**Requirements**
Reproduce each of the lines word for word.

**Data shown**
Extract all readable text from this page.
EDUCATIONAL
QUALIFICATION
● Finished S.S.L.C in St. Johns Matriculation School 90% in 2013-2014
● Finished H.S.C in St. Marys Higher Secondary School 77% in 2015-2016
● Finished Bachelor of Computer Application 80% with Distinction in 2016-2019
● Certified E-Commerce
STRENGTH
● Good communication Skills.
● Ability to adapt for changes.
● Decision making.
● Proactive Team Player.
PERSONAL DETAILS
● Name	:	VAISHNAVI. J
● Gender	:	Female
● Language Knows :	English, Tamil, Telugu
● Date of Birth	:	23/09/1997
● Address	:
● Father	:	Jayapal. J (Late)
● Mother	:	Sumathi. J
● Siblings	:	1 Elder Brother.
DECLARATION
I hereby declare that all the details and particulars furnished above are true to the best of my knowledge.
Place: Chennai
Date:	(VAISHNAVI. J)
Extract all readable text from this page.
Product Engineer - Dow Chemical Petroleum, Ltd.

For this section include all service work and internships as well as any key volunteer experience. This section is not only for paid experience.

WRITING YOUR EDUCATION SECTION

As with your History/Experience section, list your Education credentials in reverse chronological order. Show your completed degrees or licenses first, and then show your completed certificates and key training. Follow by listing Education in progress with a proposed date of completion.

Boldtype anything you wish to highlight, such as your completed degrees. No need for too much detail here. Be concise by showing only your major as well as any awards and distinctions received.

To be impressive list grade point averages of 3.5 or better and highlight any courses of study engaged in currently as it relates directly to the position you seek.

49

**Response to the task**
Extract all readable text from this page.
EDUCATIONAL
QUALIFICATION
● Finished S.S.L.C in St. Johns Matriculation School 90% in 2013-2014
● Finished H.S.C in St. Marys Higher Secondary School 77% in 2015-2016
● Finished Bachelor of Computer Application 80% with Distinction in 2016-2019
● Certified E-Commerce
STRENGTH
● Good communication Skills.
● Ability to adapt for changes.
● Decision making.
● Proactive Team Player.
PERSONAL DETAILS
● Name	:	VAISHNAVI. J
● Gender	:	Female
● Language Knows :	English, Tamil, Telugu
● Date of Birth	:	23/09/1997
● Address	:
● Father	:	Jayapal. J (Late)
● Mother	:	Sumathi. J
● Siblings	:	1 Elder Brother.
DECLARATION
I hereby declare that all the details and particulars furnished above are true to the best of my knowledge.
Place: Chennai
Date:	(VAISHNAVI. J)
Extract all readable text from this page.
Product Engineer - Dow Chemical Petroleum, Ltd.

For this section include all service work and internships as well as any key volunteer experience. This section is not only for paid experience.

WRITING YOUR EDUCATION SECTION

As with your History/Experience section, list your Education credentials in reverse chronological order. Show your completed degrees or licenses first, and then show your completed certificates and key training. Follow by listing Education in progress with a proposed date of completion.

Boldtype anything you wish to highlight, such as your completed degrees. No need for too much detail here. Be concise by showing only your major as well as any awards and distinctions received.

To be impressive list grade point averages of 3.5 or better and highlight any courses of study engaged in currently as it relates directly to the position you seek.

49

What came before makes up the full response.